Search the records for the word "tahajud" and report each line that has it.

## begin Provided data

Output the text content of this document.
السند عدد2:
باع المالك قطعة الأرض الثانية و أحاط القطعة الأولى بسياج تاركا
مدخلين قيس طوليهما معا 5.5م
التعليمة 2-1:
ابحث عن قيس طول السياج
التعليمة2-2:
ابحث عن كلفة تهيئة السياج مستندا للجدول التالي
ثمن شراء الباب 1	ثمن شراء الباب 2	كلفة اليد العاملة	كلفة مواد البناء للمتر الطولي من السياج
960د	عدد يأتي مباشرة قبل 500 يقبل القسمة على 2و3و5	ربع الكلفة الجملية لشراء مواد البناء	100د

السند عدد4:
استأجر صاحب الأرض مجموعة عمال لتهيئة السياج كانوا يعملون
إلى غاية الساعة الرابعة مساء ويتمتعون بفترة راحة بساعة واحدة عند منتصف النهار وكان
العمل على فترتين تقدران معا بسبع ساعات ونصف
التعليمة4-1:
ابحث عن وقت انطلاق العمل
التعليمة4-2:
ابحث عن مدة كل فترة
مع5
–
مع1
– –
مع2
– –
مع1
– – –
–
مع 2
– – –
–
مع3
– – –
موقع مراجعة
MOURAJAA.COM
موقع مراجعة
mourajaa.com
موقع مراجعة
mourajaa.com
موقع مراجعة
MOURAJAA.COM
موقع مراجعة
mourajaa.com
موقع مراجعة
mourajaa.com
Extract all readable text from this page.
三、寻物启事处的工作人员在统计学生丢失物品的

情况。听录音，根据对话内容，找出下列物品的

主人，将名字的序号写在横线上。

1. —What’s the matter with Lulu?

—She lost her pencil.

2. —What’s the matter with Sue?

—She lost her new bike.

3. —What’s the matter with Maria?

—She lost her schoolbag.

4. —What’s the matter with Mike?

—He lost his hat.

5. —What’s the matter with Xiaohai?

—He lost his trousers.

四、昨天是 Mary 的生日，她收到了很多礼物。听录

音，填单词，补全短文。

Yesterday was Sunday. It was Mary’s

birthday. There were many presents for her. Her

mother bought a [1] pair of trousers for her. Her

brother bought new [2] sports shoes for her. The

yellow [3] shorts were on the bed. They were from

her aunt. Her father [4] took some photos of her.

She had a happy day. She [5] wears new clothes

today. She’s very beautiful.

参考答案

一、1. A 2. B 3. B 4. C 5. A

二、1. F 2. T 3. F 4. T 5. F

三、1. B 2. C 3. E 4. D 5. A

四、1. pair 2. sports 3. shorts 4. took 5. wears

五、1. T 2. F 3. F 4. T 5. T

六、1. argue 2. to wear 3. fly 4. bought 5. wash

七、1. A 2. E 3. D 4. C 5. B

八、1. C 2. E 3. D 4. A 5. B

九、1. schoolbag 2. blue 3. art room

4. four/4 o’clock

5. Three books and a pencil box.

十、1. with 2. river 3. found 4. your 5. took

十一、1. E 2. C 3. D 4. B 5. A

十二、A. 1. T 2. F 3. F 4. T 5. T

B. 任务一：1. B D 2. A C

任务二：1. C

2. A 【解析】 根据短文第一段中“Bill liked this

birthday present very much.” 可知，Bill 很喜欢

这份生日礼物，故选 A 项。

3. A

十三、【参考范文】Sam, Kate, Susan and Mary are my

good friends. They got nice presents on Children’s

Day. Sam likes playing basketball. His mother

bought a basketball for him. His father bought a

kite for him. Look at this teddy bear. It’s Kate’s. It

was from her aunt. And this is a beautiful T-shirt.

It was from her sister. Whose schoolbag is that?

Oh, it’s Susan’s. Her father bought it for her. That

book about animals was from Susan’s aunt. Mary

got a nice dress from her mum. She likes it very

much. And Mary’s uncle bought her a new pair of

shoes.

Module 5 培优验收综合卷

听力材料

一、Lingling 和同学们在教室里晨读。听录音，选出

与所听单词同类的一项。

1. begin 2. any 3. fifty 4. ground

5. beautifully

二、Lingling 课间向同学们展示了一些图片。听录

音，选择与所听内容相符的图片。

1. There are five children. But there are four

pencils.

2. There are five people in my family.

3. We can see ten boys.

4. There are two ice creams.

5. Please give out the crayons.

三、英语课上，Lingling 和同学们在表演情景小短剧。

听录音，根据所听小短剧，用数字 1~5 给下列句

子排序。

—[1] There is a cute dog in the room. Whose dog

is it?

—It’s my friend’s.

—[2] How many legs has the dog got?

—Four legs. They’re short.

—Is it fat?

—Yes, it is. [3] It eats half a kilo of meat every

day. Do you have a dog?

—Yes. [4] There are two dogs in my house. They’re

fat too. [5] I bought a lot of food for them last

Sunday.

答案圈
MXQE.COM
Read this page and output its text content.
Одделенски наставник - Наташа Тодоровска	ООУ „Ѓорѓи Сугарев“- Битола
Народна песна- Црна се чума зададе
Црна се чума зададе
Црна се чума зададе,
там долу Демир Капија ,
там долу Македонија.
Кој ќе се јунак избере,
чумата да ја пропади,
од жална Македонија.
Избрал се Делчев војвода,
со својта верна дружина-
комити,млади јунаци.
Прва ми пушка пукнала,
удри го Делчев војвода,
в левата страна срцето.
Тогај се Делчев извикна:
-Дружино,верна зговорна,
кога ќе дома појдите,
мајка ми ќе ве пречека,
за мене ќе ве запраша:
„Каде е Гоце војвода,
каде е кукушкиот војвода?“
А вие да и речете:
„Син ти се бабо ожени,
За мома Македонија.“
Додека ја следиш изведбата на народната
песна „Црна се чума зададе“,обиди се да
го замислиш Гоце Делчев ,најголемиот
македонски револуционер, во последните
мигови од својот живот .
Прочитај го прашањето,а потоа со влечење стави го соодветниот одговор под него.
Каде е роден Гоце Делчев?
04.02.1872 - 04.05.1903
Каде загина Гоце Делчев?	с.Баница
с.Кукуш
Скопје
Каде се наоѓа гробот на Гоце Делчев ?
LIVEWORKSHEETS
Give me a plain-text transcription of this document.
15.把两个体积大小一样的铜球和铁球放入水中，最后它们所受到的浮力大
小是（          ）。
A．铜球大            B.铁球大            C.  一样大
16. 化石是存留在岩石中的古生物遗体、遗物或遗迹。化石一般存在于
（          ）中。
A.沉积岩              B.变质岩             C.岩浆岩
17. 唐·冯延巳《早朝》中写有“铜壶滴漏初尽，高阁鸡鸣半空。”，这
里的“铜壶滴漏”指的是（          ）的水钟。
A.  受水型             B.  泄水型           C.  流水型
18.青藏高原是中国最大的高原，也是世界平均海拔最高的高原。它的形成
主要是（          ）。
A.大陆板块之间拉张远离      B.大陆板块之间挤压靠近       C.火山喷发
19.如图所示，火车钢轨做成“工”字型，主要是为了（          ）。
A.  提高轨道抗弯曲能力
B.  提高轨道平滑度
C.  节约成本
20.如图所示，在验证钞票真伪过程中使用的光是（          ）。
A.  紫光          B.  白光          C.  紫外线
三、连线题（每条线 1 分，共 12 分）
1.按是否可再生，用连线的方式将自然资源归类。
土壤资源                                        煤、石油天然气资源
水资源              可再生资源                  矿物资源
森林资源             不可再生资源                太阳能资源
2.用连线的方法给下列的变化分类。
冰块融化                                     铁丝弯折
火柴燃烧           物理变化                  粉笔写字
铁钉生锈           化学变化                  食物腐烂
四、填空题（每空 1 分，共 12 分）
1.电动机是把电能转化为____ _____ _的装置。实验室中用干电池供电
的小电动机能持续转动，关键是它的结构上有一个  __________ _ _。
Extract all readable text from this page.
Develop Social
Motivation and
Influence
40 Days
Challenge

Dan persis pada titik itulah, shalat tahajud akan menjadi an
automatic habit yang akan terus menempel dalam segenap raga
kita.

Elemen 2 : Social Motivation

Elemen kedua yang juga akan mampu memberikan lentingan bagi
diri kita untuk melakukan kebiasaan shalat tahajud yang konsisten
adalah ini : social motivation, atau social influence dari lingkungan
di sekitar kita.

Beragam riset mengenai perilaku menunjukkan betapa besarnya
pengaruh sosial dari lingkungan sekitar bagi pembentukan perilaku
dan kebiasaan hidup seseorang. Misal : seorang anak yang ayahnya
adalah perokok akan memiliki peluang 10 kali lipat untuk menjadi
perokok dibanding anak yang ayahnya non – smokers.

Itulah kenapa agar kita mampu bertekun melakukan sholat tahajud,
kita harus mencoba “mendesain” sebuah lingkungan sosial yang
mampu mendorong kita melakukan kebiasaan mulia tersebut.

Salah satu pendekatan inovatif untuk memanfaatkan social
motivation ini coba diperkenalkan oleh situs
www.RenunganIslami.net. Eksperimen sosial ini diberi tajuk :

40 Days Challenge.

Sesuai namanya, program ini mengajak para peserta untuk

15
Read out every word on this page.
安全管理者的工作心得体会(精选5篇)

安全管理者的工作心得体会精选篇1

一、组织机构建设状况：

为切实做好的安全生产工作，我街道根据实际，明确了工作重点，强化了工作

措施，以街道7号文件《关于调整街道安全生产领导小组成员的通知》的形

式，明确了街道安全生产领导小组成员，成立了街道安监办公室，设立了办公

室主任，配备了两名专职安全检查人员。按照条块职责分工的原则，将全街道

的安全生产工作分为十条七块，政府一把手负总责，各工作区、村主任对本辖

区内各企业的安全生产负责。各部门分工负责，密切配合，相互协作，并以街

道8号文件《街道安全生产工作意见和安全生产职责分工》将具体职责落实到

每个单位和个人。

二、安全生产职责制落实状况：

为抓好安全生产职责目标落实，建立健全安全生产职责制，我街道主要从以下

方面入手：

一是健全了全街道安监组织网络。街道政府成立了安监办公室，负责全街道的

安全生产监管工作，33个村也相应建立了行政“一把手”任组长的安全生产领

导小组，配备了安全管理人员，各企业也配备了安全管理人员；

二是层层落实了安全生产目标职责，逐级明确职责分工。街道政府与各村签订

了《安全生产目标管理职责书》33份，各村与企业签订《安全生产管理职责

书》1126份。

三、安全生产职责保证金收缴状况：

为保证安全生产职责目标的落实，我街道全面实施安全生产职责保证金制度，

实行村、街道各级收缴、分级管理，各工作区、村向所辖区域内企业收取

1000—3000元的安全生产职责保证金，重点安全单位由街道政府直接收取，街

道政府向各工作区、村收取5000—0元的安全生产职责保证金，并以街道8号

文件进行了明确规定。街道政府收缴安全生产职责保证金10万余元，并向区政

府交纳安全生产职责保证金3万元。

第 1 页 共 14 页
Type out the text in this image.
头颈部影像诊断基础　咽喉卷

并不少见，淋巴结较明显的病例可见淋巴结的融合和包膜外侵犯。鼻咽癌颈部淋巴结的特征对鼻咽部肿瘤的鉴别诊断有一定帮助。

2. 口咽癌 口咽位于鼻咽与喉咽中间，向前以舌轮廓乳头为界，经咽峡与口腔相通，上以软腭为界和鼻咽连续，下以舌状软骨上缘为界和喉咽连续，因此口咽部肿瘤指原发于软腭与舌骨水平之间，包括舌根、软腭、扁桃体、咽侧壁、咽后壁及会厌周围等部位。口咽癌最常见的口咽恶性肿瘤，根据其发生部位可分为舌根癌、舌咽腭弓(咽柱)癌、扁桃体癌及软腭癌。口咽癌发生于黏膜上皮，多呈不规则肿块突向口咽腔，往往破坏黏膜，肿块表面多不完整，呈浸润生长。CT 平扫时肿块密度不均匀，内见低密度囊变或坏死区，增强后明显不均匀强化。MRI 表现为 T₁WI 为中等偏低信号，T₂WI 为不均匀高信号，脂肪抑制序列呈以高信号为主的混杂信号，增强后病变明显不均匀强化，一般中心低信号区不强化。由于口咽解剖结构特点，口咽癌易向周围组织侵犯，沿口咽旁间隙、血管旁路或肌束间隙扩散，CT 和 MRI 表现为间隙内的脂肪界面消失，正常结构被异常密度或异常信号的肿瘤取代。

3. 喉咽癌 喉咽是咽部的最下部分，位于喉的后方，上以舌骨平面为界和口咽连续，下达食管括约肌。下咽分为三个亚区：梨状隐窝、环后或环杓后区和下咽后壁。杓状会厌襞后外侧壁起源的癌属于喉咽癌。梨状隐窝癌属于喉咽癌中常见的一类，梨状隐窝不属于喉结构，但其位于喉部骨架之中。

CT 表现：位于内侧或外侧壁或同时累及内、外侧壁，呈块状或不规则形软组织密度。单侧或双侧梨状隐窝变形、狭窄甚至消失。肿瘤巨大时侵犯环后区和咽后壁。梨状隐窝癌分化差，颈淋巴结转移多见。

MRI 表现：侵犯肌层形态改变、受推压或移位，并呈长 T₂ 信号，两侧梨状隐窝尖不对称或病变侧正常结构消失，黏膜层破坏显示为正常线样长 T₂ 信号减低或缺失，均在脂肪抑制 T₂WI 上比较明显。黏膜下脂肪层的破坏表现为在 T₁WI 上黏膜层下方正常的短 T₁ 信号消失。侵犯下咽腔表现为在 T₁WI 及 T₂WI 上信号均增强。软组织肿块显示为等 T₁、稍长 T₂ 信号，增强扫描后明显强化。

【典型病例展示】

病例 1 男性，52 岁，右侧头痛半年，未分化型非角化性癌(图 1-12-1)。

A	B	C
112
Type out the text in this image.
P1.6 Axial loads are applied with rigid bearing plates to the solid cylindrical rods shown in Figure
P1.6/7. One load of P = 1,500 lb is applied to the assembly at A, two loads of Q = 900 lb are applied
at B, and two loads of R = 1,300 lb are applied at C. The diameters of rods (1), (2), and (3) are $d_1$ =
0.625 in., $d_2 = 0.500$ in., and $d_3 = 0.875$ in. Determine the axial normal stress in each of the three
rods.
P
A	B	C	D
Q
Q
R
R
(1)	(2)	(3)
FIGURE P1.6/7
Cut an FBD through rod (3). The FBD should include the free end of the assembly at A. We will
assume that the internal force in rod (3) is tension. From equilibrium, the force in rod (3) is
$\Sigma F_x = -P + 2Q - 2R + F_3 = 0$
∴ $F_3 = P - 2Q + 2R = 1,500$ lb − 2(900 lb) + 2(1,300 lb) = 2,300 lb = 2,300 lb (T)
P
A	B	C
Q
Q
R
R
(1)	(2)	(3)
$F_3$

## end Provided data

_Answer for this exercise_.
Dan persis pada titik itulah, shalat tahajud akan menjadi an
diri kita untuk melakukan kebiasaan shalat tahajud yang konsisten
Itulah kenapa agar kita mampu bertekun melakukan sholat tahajud,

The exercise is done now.